(Saved entries)
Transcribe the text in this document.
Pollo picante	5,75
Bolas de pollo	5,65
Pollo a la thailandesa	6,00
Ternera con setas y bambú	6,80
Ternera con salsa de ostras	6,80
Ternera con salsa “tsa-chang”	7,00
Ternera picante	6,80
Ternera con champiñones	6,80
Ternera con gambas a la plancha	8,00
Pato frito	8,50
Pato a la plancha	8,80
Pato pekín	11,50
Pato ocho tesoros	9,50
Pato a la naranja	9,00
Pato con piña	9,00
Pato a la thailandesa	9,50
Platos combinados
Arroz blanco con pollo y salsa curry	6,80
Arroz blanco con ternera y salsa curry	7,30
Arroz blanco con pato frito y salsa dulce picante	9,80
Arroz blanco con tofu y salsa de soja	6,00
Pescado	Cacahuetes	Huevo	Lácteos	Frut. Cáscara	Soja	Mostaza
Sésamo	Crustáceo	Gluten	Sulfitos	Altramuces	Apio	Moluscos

■ **What the task requires**
Output all records verbatim.

■ **Result of the task**
Transcribe the text in this document.
Pollo picante	5,75
Bolas de pollo	5,65
Pollo a la thailandesa	6,00
Ternera con setas y bambú	6,80
Ternera con salsa de ostras	6,80
Ternera con salsa “tsa-chang”	7,00
Ternera picante	6,80
Ternera con champiñones	6,80
Ternera con gambas a la plancha	8,00
Pato frito	8,50
Pato a la plancha	8,80
Pato pekín	11,50
Pato ocho tesoros	9,50
Pato a la naranja	9,00
Pato con piña	9,00
Pato a la thailandesa	9,50
Platos combinados
Arroz blanco con pollo y salsa curry	6,80
Arroz blanco con ternera y salsa curry	7,30
Arroz blanco con pato frito y salsa dulce picante	9,80
Arroz blanco con tofu y salsa de soja	6,00
Pescado	Cacahuetes	Huevo	Lácteos	Frut. Cáscara	Soja	Mostaza
Sésamo	Crustáceo	Gluten	Sulfitos	Altramuces	Apio	Moluscos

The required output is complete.